**WRITTEN EXERCISE:** Using the data below, copy each line that includes the word "this".

═══

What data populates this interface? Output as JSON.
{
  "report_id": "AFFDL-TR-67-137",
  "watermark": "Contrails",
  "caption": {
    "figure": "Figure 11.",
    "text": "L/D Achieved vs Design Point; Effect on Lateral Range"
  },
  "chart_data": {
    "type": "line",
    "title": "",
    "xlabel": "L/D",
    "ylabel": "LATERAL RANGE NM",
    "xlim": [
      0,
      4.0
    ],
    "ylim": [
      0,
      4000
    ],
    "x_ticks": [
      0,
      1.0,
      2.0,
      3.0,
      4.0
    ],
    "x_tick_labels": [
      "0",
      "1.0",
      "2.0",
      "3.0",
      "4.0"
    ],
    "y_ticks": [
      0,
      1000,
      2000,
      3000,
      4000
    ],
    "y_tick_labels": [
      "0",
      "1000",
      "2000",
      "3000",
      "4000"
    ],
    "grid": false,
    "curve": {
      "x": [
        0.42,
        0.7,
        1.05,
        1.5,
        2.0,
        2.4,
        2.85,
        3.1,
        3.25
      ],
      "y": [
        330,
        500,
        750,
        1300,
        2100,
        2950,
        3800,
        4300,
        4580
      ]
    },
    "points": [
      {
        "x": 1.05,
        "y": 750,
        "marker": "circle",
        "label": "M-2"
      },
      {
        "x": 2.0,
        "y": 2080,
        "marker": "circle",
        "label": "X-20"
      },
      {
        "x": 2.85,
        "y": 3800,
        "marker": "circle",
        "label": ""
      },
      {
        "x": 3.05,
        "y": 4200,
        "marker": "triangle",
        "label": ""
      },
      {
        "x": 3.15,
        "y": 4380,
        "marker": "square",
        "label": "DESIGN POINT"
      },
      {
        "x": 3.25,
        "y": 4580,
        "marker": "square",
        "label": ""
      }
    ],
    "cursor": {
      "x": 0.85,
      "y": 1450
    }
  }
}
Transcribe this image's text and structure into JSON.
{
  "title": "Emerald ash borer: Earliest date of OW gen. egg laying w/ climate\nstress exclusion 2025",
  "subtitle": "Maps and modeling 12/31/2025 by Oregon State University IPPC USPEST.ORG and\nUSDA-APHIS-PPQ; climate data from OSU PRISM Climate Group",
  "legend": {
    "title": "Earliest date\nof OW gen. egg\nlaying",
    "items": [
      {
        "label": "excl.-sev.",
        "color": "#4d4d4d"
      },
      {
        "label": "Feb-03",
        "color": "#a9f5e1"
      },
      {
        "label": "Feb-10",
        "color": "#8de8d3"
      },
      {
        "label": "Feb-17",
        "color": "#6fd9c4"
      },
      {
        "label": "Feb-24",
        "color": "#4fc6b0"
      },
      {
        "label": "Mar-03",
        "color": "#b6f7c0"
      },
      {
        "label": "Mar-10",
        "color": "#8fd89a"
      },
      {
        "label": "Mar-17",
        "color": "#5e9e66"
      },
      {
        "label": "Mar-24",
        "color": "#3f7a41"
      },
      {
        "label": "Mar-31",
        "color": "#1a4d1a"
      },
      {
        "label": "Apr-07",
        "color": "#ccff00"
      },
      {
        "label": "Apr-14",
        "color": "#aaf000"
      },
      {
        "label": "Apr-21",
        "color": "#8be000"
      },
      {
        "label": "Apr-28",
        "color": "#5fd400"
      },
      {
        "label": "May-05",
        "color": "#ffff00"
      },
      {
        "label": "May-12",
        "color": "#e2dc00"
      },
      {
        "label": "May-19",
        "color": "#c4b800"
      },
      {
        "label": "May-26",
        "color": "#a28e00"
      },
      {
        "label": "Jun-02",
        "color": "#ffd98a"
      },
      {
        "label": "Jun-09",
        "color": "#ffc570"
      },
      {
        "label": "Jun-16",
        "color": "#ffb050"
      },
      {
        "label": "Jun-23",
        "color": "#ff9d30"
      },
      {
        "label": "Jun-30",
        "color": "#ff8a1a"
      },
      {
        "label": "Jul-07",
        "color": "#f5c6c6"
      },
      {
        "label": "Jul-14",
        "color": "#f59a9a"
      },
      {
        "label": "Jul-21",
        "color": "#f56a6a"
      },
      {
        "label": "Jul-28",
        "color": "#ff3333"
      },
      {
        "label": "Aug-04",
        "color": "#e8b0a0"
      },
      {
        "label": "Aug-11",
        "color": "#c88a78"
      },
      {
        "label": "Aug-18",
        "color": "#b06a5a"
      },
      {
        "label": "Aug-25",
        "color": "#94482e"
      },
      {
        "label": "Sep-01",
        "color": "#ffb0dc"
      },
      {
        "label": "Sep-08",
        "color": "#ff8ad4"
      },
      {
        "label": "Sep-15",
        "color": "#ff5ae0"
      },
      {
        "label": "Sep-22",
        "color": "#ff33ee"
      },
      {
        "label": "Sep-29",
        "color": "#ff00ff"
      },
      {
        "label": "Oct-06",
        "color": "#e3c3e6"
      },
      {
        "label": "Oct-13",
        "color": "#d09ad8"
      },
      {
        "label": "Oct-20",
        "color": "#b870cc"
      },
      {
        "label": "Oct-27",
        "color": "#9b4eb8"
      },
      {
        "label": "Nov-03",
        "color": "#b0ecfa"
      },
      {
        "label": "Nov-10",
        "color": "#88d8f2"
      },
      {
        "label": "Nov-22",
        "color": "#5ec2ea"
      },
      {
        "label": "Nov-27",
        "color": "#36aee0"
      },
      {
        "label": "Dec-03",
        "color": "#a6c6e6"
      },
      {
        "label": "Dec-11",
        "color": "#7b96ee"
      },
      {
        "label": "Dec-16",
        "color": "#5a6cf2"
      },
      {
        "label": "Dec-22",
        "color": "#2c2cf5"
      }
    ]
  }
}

═══

**EXERCISE SOLUTION:**
What data populates this interface? Output as JSON.
Transcribe this image's text and structure into JSON.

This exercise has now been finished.